▶ [WHAT IS REQUIRED] Please quote the material exactly, every line of it.

+===+

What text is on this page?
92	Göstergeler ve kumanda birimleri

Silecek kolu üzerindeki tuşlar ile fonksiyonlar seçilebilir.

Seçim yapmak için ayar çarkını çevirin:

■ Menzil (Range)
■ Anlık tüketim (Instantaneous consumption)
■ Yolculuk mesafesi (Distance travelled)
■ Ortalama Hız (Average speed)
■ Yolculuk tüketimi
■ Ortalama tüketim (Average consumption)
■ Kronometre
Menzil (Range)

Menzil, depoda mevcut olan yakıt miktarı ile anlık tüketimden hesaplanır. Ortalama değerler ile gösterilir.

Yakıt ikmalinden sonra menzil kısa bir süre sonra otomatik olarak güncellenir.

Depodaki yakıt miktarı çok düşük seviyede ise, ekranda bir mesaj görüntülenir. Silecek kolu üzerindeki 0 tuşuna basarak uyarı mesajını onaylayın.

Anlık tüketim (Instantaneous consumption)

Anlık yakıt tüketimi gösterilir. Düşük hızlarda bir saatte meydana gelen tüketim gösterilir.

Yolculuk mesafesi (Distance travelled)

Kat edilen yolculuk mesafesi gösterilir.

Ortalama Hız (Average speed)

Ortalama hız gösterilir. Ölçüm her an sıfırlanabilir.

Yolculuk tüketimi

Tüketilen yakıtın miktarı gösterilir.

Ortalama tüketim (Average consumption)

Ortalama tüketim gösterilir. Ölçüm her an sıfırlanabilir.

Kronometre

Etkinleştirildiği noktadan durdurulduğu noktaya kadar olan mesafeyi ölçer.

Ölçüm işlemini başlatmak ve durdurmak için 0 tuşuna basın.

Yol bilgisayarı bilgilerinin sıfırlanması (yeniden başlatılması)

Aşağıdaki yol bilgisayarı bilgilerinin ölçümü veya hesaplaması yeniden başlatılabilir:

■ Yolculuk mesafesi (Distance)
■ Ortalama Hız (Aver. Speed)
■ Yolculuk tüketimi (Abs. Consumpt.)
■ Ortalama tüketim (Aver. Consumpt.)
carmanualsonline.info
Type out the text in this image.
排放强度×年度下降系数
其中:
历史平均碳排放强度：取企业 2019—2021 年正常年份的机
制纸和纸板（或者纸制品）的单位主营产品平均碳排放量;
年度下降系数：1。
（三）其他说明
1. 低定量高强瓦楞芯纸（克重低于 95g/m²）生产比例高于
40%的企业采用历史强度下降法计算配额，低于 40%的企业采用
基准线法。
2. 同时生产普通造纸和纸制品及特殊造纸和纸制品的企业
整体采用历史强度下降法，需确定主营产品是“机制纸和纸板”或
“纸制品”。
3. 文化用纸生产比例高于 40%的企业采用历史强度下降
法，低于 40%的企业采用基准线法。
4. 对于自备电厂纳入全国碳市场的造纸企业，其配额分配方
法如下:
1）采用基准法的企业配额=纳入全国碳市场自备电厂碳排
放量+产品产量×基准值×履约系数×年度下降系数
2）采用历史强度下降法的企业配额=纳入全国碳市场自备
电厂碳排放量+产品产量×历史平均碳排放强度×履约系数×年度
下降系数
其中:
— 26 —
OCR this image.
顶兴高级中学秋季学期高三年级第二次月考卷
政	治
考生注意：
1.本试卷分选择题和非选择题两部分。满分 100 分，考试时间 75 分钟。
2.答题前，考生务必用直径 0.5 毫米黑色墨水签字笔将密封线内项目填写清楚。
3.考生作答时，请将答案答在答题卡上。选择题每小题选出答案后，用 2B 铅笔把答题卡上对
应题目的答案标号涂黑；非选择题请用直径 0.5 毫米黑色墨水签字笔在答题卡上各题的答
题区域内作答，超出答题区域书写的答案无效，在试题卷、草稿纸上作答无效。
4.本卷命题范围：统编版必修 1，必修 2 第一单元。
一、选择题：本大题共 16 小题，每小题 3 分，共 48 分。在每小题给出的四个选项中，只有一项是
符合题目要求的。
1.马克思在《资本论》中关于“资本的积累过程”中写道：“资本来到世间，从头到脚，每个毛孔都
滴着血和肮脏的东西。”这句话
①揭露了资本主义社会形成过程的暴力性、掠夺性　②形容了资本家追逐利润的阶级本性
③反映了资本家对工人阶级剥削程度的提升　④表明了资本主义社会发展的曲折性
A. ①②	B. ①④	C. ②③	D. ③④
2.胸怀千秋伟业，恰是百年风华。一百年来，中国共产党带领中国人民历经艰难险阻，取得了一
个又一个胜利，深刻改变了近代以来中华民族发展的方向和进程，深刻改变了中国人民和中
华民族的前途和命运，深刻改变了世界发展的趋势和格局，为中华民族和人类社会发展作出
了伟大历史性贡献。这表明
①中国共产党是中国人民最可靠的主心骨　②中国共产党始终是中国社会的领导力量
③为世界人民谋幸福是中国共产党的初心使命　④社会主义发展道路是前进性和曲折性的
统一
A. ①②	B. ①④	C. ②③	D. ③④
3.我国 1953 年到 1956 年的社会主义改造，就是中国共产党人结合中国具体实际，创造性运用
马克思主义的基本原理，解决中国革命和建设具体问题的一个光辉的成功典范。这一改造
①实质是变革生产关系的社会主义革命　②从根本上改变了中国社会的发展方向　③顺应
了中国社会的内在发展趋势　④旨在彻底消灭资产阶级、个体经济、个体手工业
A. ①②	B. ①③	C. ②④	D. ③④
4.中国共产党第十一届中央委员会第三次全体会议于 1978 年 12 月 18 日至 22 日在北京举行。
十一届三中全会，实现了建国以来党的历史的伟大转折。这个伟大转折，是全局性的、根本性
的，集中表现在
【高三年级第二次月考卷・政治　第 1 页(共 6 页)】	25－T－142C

+===+

▶ [RESULT BELOW]
What text is on this page?
92	Göstergeler ve kumanda birimleri

Silecek kolu üzerindeki tuşlar ile fonksiyonlar seçilebilir.

Seçim yapmak için ayar çarkını çevirin:

■ Menzil (Range)
■ Anlık tüketim (Instantaneous consumption)
■ Yolculuk mesafesi (Distance travelled)
■ Ortalama Hız (Average speed)
■ Yolculuk tüketimi
■ Ortalama tüketim (Average consumption)
■ Kronometre
Menzil (Range)

Menzil, depoda mevcut olan yakıt miktarı ile anlık tüketimden hesaplanır. Ortalama değerler ile gösterilir.

Yakıt ikmalinden sonra menzil kısa bir süre sonra otomatik olarak güncellenir.

Depodaki yakıt miktarı çok düşük seviyede ise, ekranda bir mesaj görüntülenir. Silecek kolu üzerindeki 0 tuşuna basarak uyarı mesajını onaylayın.

Anlık tüketim (Instantaneous consumption)

Anlık yakıt tüketimi gösterilir. Düşük hızlarda bir saatte meydana gelen tüketim gösterilir.

Yolculuk mesafesi (Distance travelled)

Kat edilen yolculuk mesafesi gösterilir.

Ortalama Hız (Average speed)

Ortalama hız gösterilir. Ölçüm her an sıfırlanabilir.

Yolculuk tüketimi

Tüketilen yakıtın miktarı gösterilir.

Ortalama tüketim (Average consumption)

Ortalama tüketim gösterilir. Ölçüm her an sıfırlanabilir.

Kronometre

Etkinleştirildiği noktadan durdurulduğu noktaya kadar olan mesafeyi ölçer.

Ölçüm işlemini başlatmak ve durdurmak için 0 tuşuna basın.

Yol bilgisayarı bilgilerinin sıfırlanması (yeniden başlatılması)

Aşağıdaki yol bilgisayarı bilgilerinin ölçümü veya hesaplaması yeniden başlatılabilir:

■ Yolculuk mesafesi (Distance)
■ Ortalama Hız (Aver. Speed)
■ Yolculuk tüketimi (Abs. Consumpt.)
■ Ortalama tüketim (Aver. Consumpt.)
carmanualsonline.info
Type out the text in this image.
排放强度×年度下降系数
其中:
历史平均碳排放强度：取企业 2019—2021 年正常年份的机
制纸和纸板（或者纸制品）的单位主营产品平均碳排放量;
年度下降系数：1。
（三）其他说明
1. 低定量高强瓦楞芯纸（克重低于 95g/m²）生产比例高于
40%的企业采用历史强度下降法计算配额，低于 40%的企业采用
基准线法。
2. 同时生产普通造纸和纸制品及特殊造纸和纸制品的企业
整体采用历史强度下降法，需确定主营产品是“机制纸和纸板”或
“纸制品”。
3. 文化用纸生产比例高于 40%的企业采用历史强度下降
法，低于 40%的企业采用基准线法。
4. 对于自备电厂纳入全国碳市场的造纸企业，其配额分配方
法如下:
1）采用基准法的企业配额=纳入全国碳市场自备电厂碳排
放量+产品产量×基准值×履约系数×年度下降系数
2）采用历史强度下降法的企业配额=纳入全国碳市场自备
电厂碳排放量+产品产量×历史平均碳排放强度×履约系数×年度
下降系数
其中:
— 26 —
OCR this image.
顶兴高级中学秋季学期高三年级第二次月考卷
政	治
考生注意：
1.本试卷分选择题和非选择题两部分。满分 100 分，考试时间 75 分钟。
2.答题前，考生务必用直径 0.5 毫米黑色墨水签字笔将密封线内项目填写清楚。
3.考生作答时，请将答案答在答题卡上。选择题每小题选出答案后，用 2B 铅笔把答题卡上对
应题目的答案标号涂黑；非选择题请用直径 0.5 毫米黑色墨水签字笔在答题卡上各题的答
题区域内作答，超出答题区域书写的答案无效，在试题卷、草稿纸上作答无效。
4.本卷命题范围：统编版必修 1，必修 2 第一单元。
一、选择题：本大题共 16 小题，每小题 3 分，共 48 分。在每小题给出的四个选项中，只有一项是
符合题目要求的。
1.马克思在《资本论》中关于“资本的积累过程”中写道：“资本来到世间，从头到脚，每个毛孔都
滴着血和肮脏的东西。”这句话
①揭露了资本主义社会形成过程的暴力性、掠夺性　②形容了资本家追逐利润的阶级本性
③反映了资本家对工人阶级剥削程度的提升　④表明了资本主义社会发展的曲折性
A. ①②	B. ①④	C. ②③	D. ③④
2.胸怀千秋伟业，恰是百年风华。一百年来，中国共产党带领中国人民历经艰难险阻，取得了一
个又一个胜利，深刻改变了近代以来中华民族发展的方向和进程，深刻改变了中国人民和中
华民族的前途和命运，深刻改变了世界发展的趋势和格局，为中华民族和人类社会发展作出
了伟大历史性贡献。这表明
①中国共产党是中国人民最可靠的主心骨　②中国共产党始终是中国社会的领导力量
③为世界人民谋幸福是中国共产党的初心使命　④社会主义发展道路是前进性和曲折性的
统一
A. ①②	B. ①④	C. ②③	D. ③④
3.我国 1953 年到 1956 年的社会主义改造，就是中国共产党人结合中国具体实际，创造性运用
马克思主义的基本原理，解决中国革命和建设具体问题的一个光辉的成功典范。这一改造
①实质是变革生产关系的社会主义革命　②从根本上改变了中国社会的发展方向　③顺应
了中国社会的内在发展趋势　④旨在彻底消灭资产阶级、个体经济、个体手工业
A. ①②	B. ①③	C. ②④	D. ③④
4.中国共产党第十一届中央委员会第三次全体会议于 1978 年 12 月 18 日至 22 日在北京举行。
十一届三中全会，实现了建国以来党的历史的伟大转折。这个伟大转折，是全局性的、根本性
的，集中表现在
【高三年级第二次月考卷・政治　第 1 页(共 6 页)】	25－T－142C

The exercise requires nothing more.